Below are the records. Count the lines containing the string "this", and reply with the number alone.
%%
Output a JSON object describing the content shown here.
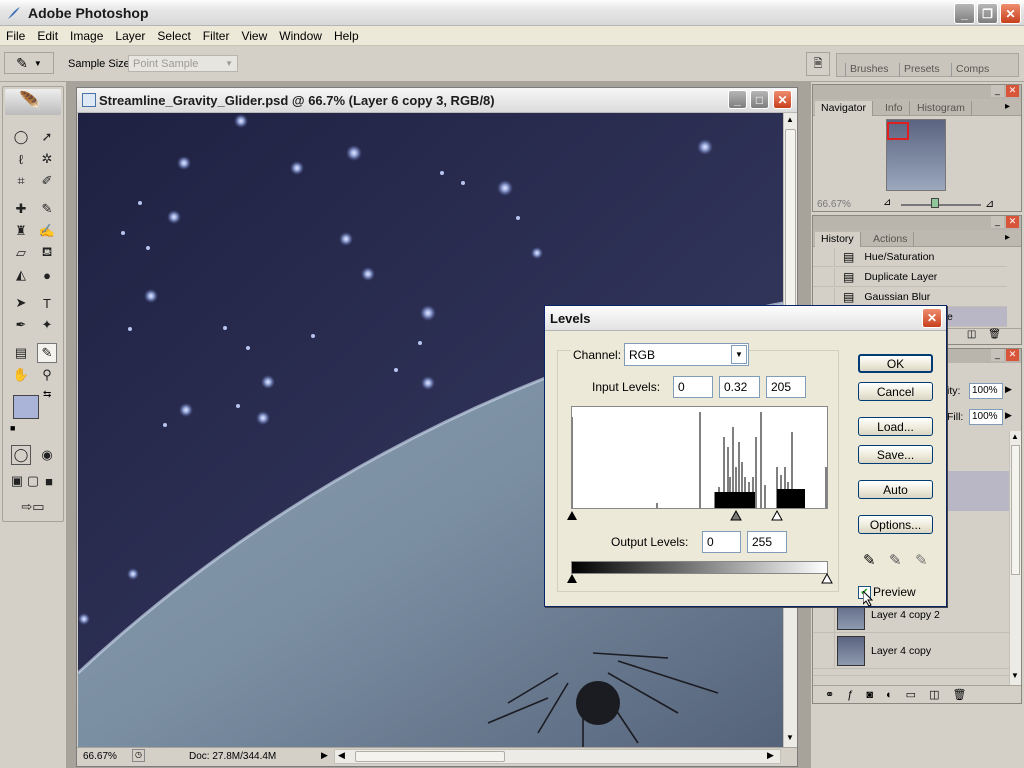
{
  "app": {
    "title": "Adobe Photoshop"
  },
  "menu": [
    "File",
    "Edit",
    "Image",
    "Layer",
    "Select",
    "Filter",
    "View",
    "Window",
    "Help"
  ],
  "options": {
    "sample_size_label": "Sample Size:",
    "sample_size_value": "Point Sample"
  },
  "palette_well": {
    "tabs": [
      "Brushes",
      "Presets",
      "Comps"
    ]
  },
  "document": {
    "title": "Streamline_Gravity_Glider.psd @ 66.7% (Layer 6 copy 3, RGB/8)",
    "zoom": "66.67%",
    "doc_info": "Doc: 27.8M/344.4M"
  },
  "navigator": {
    "tabs": [
      "Navigator",
      "Info",
      "Histogram"
    ],
    "zoom": "66.67%"
  },
  "history": {
    "tabs": [
      "History",
      "Actions"
    ],
    "items": [
      "Hue/Saturation",
      "Duplicate Layer",
      "Gaussian Blur",
      "e"
    ]
  },
  "layers": {
    "opacity_label": "ity:",
    "opacity_value": "100%",
    "fill_label": "Fill:",
    "fill_value": "100%",
    "items": [
      "Layer 4 copy 2",
      "Layer 4 copy"
    ]
  },
  "levels": {
    "title": "Levels",
    "channel_label": "Channel:",
    "channel_value": "RGB",
    "input_label": "Input Levels:",
    "input_values": [
      "0",
      "0.32",
      "205"
    ],
    "output_label": "Output Levels:",
    "output_values": [
      "0",
      "255"
    ],
    "buttons": {
      "ok": "OK",
      "cancel": "Cancel",
      "load": "Load...",
      "save": "Save...",
      "auto": "Auto",
      "options": "Options..."
    },
    "preview_label": "Preview",
    "preview_checked": true
  }
}
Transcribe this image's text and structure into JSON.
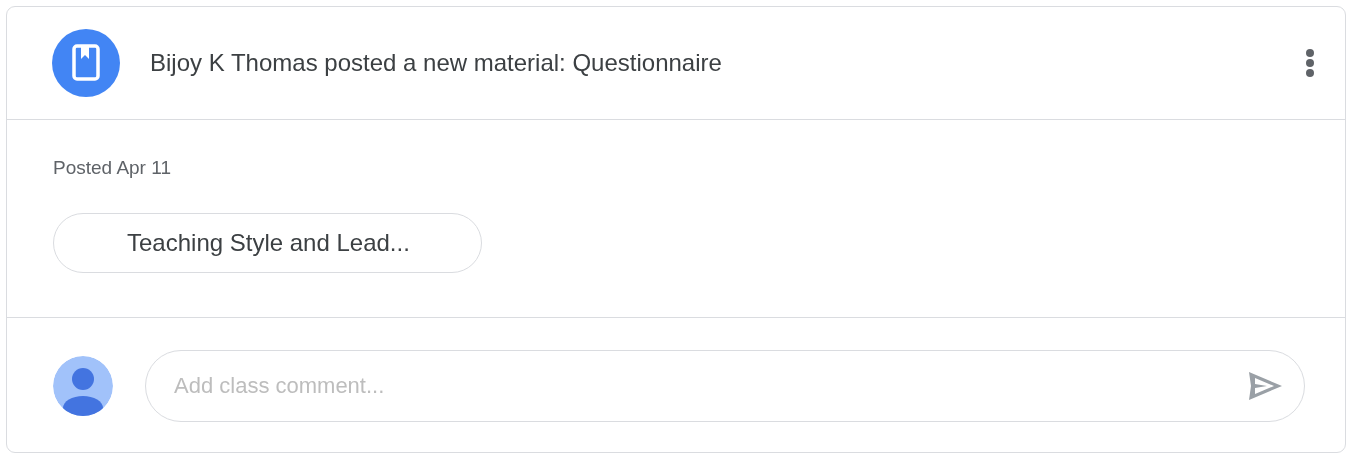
{
  "post": {
    "title": "Bijoy K Thomas posted a new material: Questionnaire",
    "posted": "Posted Apr 11"
  },
  "attachments": [
    {
      "label": "Teaching Style and Lead..."
    }
  ],
  "comment": {
    "placeholder": "Add class comment..."
  }
}
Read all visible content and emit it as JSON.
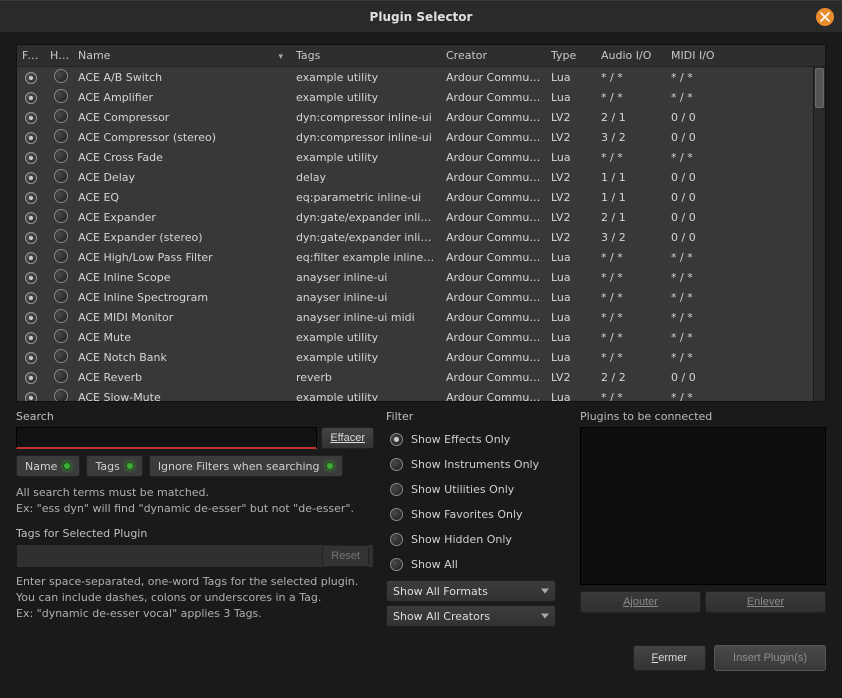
{
  "window": {
    "title": "Plugin Selector"
  },
  "columns": {
    "fav": "Fav",
    "hide": "Hide",
    "name": "Name",
    "tags": "Tags",
    "creator": "Creator",
    "type": "Type",
    "audio_io": "Audio I/O",
    "midi_io": "MIDI I/O"
  },
  "rows": [
    {
      "name": "ACE A/B Switch",
      "tags": "example utility",
      "creator": "Ardour Community",
      "type": "Lua",
      "audio": "* / *",
      "midi": "* / *"
    },
    {
      "name": "ACE Amplifier",
      "tags": "example utility",
      "creator": "Ardour Community",
      "type": "Lua",
      "audio": "* / *",
      "midi": "* / *"
    },
    {
      "name": "ACE Compressor",
      "tags": "dyn:compressor inline-ui",
      "creator": "Ardour Community",
      "type": "LV2",
      "audio": "2 / 1",
      "midi": "0 / 0"
    },
    {
      "name": "ACE Compressor (stereo)",
      "tags": "dyn:compressor inline-ui",
      "creator": "Ardour Community",
      "type": "LV2",
      "audio": "3 / 2",
      "midi": "0 / 0"
    },
    {
      "name": "ACE Cross Fade",
      "tags": "example utility",
      "creator": "Ardour Community",
      "type": "Lua",
      "audio": "* / *",
      "midi": "* / *"
    },
    {
      "name": "ACE Delay",
      "tags": "delay",
      "creator": "Ardour Community",
      "type": "LV2",
      "audio": "1 / 1",
      "midi": "0 / 0"
    },
    {
      "name": "ACE EQ",
      "tags": "eq:parametric inline-ui",
      "creator": "Ardour Community",
      "type": "LV2",
      "audio": "1 / 1",
      "midi": "0 / 0"
    },
    {
      "name": "ACE Expander",
      "tags": "dyn:gate/expander inline-ui",
      "creator": "Ardour Community",
      "type": "LV2",
      "audio": "2 / 1",
      "midi": "0 / 0"
    },
    {
      "name": "ACE Expander (stereo)",
      "tags": "dyn:gate/expander inline-ui",
      "creator": "Ardour Community",
      "type": "LV2",
      "audio": "3 / 2",
      "midi": "0 / 0"
    },
    {
      "name": "ACE High/Low Pass Filter",
      "tags": "eq:filter example inline-ui",
      "creator": "Ardour Community",
      "type": "Lua",
      "audio": "* / *",
      "midi": "* / *"
    },
    {
      "name": "ACE Inline Scope",
      "tags": "anayser inline-ui",
      "creator": "Ardour Community",
      "type": "Lua",
      "audio": "* / *",
      "midi": "* / *"
    },
    {
      "name": "ACE Inline Spectrogram",
      "tags": "anayser inline-ui",
      "creator": "Ardour Community",
      "type": "Lua",
      "audio": "* / *",
      "midi": "* / *"
    },
    {
      "name": "ACE MIDI Monitor",
      "tags": "anayser inline-ui midi",
      "creator": "Ardour Community",
      "type": "Lua",
      "audio": "* / *",
      "midi": "* / *"
    },
    {
      "name": "ACE Mute",
      "tags": "example utility",
      "creator": "Ardour Community",
      "type": "Lua",
      "audio": "* / *",
      "midi": "* / *"
    },
    {
      "name": "ACE Notch Bank",
      "tags": "example utility",
      "creator": "Ardour Community",
      "type": "Lua",
      "audio": "* / *",
      "midi": "* / *"
    },
    {
      "name": "ACE Reverb",
      "tags": "reverb",
      "creator": "Ardour Community",
      "type": "LV2",
      "audio": "2 / 2",
      "midi": "0 / 0"
    },
    {
      "name": "ACE Slow-Mute",
      "tags": "example utility",
      "creator": "Ardour Community",
      "type": "Lua",
      "audio": "* / *",
      "midi": "* / *"
    }
  ],
  "search": {
    "label": "Search",
    "clear": "Effacer",
    "toggle_name": "Name",
    "toggle_tags": "Tags",
    "toggle_ignore": "Ignore Filters when searching",
    "help1": "All search terms must be matched.",
    "help2": "Ex: \"ess dyn\" will find \"dynamic de-esser\" but not \"de-esser\"."
  },
  "tags_panel": {
    "label": "Tags for Selected Plugin",
    "reset": "Reset",
    "help1": "Enter space-separated, one-word Tags for the selected plugin.",
    "help2": "You can include dashes, colons or underscores in a Tag.",
    "help3": "Ex: \"dynamic de-esser vocal\" applies 3 Tags."
  },
  "filter": {
    "label": "Filter",
    "effects": "Show Effects Only",
    "instruments": "Show Instruments Only",
    "utilities": "Show Utilities Only",
    "favorites": "Show Favorites Only",
    "hidden": "Show Hidden Only",
    "all": "Show All",
    "formats": "Show All Formats",
    "creators": "Show All Creators"
  },
  "connect": {
    "label": "Plugins to be connected",
    "add": "Ajouter",
    "remove": "Enlever"
  },
  "footer": {
    "close_pre": "F",
    "close_post": "ermer",
    "insert": "Insert Plugin(s)"
  }
}
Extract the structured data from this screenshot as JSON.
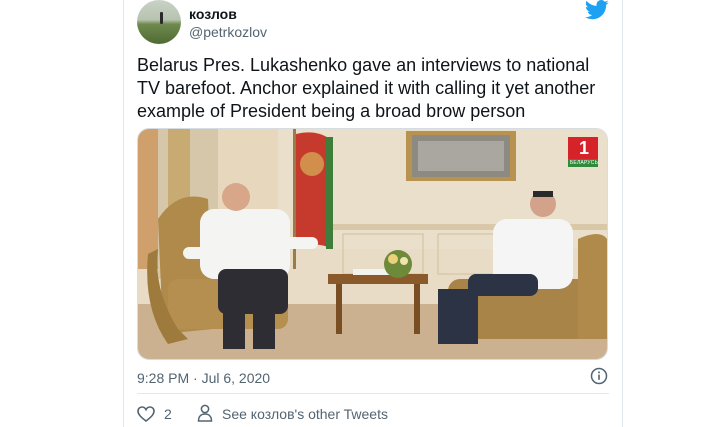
{
  "tweet": {
    "display_name": "козлов",
    "handle": "@petrkozlov",
    "text": "Belarus Pres. Lukashenko gave an interviews to national TV barefoot. Anchor explained it with calling it yet another example of President being a broad brow person",
    "timestamp": "9:28 PM · Jul 6, 2020",
    "likes": "2",
    "see_other": "See козлов's other Tweets"
  },
  "media": {
    "channel_badge": "1",
    "channel_sub": "БЕЛАРУСЬ"
  },
  "icons": {
    "platform": "twitter-bird-icon",
    "info": "info-icon",
    "like": "heart-icon",
    "profile": "person-icon"
  },
  "colors": {
    "brand": "#1da1f2",
    "secondary_text": "#536471",
    "badge_red": "#d6232a",
    "badge_green": "#2f8b3a"
  }
}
%%
» FINISHED TASK:
2